::: Records provided
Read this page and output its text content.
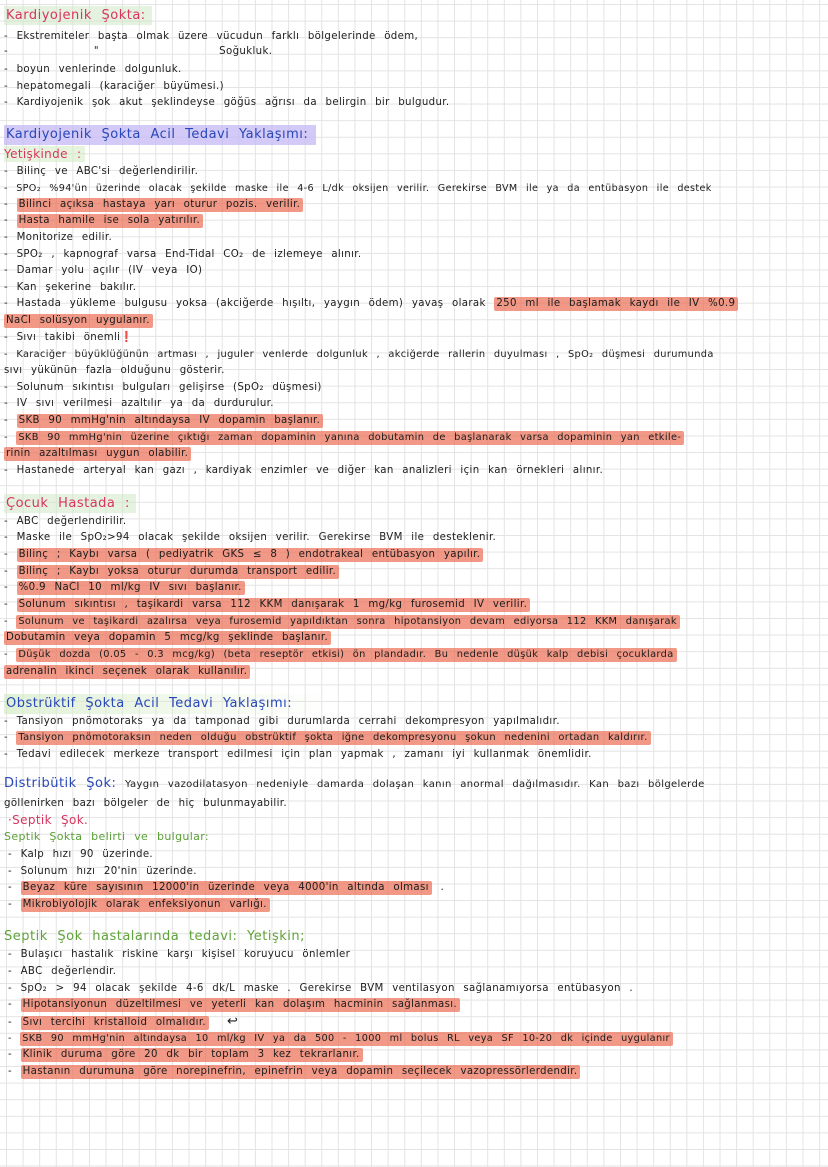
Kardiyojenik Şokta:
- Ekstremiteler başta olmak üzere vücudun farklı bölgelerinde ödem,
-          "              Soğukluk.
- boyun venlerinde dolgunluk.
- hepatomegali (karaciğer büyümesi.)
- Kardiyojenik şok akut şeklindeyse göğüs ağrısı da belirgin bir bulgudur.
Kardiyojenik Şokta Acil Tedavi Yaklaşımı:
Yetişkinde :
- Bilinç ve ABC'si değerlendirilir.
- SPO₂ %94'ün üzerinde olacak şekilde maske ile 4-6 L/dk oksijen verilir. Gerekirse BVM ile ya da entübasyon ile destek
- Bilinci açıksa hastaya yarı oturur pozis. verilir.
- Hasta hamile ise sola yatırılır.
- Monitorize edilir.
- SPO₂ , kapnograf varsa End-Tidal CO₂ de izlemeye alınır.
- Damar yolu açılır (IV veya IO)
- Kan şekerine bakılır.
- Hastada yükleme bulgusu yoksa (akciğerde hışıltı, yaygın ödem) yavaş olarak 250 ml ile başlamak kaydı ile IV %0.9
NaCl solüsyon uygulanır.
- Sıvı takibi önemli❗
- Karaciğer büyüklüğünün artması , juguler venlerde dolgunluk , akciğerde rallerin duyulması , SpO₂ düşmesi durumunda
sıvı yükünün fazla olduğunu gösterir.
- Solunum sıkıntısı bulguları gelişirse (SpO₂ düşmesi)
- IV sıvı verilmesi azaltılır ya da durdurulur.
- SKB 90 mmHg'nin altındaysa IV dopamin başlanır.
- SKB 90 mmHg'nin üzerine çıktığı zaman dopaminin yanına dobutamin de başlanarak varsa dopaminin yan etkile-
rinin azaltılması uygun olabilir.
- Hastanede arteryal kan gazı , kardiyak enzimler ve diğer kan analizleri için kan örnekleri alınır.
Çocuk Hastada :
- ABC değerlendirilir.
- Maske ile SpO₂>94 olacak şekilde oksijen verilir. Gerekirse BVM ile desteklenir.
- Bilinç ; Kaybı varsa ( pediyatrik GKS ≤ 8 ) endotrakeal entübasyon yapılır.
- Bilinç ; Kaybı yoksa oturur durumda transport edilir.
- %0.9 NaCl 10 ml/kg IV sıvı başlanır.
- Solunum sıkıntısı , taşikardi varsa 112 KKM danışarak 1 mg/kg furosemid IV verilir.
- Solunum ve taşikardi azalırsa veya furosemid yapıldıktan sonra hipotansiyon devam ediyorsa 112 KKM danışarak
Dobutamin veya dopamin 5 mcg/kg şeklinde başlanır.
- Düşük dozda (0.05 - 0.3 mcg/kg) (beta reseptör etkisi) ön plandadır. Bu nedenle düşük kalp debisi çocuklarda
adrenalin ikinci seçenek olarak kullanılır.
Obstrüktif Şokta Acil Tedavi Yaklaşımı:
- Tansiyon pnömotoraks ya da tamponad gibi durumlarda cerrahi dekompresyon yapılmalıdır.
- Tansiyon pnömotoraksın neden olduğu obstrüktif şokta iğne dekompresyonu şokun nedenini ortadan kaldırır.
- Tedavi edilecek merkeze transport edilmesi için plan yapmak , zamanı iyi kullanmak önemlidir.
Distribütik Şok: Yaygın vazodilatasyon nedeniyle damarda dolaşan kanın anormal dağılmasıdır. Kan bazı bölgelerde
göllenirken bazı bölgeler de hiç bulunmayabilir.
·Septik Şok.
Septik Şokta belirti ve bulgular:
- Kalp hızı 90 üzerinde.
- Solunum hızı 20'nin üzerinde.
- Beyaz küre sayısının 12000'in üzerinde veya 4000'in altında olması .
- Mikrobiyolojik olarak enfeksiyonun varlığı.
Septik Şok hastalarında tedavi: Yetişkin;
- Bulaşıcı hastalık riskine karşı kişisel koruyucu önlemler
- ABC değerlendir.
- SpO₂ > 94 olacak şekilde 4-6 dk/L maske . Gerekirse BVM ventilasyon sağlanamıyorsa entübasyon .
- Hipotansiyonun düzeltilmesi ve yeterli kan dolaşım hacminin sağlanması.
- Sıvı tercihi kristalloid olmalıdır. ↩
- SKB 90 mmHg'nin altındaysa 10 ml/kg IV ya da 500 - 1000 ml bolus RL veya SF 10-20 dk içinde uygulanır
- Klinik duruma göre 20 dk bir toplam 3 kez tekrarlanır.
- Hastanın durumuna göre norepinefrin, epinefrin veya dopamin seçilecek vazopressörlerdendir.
::::::
::: Records provided
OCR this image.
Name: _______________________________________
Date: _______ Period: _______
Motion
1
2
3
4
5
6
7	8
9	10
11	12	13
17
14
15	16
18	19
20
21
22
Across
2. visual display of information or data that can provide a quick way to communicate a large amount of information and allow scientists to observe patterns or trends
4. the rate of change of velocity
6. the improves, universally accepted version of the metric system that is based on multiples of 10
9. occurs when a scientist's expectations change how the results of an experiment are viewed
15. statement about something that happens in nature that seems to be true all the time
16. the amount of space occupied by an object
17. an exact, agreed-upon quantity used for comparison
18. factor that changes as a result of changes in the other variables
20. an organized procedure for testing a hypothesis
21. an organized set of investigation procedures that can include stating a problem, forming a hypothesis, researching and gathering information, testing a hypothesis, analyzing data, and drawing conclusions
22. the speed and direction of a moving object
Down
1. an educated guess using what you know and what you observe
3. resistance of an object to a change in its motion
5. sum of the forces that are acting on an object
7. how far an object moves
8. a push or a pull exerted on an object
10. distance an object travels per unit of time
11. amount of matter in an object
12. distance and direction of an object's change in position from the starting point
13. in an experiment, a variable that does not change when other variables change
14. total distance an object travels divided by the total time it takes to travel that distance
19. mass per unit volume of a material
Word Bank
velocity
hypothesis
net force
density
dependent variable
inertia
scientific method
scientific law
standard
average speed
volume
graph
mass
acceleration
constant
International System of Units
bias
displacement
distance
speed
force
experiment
::::::
Written problem:
From the listing, copy every line where the string "information" appears.

Output:
2. visual display of information or data that can provide a quick way to communicate a large amount of information and allow scientists to observe patterns or trends
21. an organized set of investigation procedures that can include stating a problem, forming a hypothesis, researching and gathering information, testing a hypothesis, analyzing data, and drawing conclusions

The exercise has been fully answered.